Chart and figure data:
########################################

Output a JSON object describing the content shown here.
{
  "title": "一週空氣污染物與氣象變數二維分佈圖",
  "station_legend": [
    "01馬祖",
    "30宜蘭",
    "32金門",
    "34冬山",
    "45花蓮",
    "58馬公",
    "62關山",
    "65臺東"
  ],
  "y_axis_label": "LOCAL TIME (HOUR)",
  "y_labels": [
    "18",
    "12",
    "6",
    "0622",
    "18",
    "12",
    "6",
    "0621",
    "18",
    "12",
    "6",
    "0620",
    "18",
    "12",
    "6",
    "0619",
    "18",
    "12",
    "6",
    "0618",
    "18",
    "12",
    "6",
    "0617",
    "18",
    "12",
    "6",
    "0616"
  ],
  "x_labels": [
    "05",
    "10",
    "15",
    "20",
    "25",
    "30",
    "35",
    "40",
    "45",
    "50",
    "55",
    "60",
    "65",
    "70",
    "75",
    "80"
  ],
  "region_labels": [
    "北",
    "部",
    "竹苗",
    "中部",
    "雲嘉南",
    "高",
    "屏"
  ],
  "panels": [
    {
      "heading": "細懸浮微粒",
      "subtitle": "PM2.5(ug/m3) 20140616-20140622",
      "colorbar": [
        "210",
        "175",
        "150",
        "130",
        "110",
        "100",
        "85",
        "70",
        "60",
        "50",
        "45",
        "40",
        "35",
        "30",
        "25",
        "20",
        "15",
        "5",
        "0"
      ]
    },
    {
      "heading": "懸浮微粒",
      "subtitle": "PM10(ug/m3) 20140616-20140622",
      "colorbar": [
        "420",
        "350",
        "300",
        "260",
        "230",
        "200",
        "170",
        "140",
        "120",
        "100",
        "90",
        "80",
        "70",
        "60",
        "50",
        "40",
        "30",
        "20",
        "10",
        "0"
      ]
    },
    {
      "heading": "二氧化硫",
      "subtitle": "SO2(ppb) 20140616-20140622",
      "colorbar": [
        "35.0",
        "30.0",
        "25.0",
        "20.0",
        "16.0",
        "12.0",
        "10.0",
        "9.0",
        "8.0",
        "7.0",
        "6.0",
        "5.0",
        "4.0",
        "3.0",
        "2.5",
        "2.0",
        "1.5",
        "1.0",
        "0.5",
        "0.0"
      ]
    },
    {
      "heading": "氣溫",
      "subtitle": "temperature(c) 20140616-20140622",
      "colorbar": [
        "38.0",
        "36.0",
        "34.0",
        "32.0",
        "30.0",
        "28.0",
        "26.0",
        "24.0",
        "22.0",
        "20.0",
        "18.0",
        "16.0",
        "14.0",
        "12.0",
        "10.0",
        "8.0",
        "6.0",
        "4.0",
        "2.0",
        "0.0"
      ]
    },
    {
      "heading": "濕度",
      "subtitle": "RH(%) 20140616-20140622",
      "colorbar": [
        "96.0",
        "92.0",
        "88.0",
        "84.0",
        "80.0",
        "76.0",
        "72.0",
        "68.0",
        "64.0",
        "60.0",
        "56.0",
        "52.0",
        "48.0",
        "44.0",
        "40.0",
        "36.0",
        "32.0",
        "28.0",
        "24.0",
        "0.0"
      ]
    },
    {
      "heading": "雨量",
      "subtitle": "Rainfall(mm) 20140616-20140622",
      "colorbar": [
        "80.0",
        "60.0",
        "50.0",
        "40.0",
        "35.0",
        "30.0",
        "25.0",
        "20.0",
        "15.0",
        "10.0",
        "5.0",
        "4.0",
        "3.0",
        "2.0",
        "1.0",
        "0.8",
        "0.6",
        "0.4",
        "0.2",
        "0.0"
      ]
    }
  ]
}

########################################

The problem: Filter for "heading". Return all lines that hold it.

The output:
      "heading": "細懸浮微粒",
      "heading": "懸浮微粒",
      "heading": "二氧化硫",
      "heading": "氣溫",
      "heading": "濕度",
      "heading": "雨量",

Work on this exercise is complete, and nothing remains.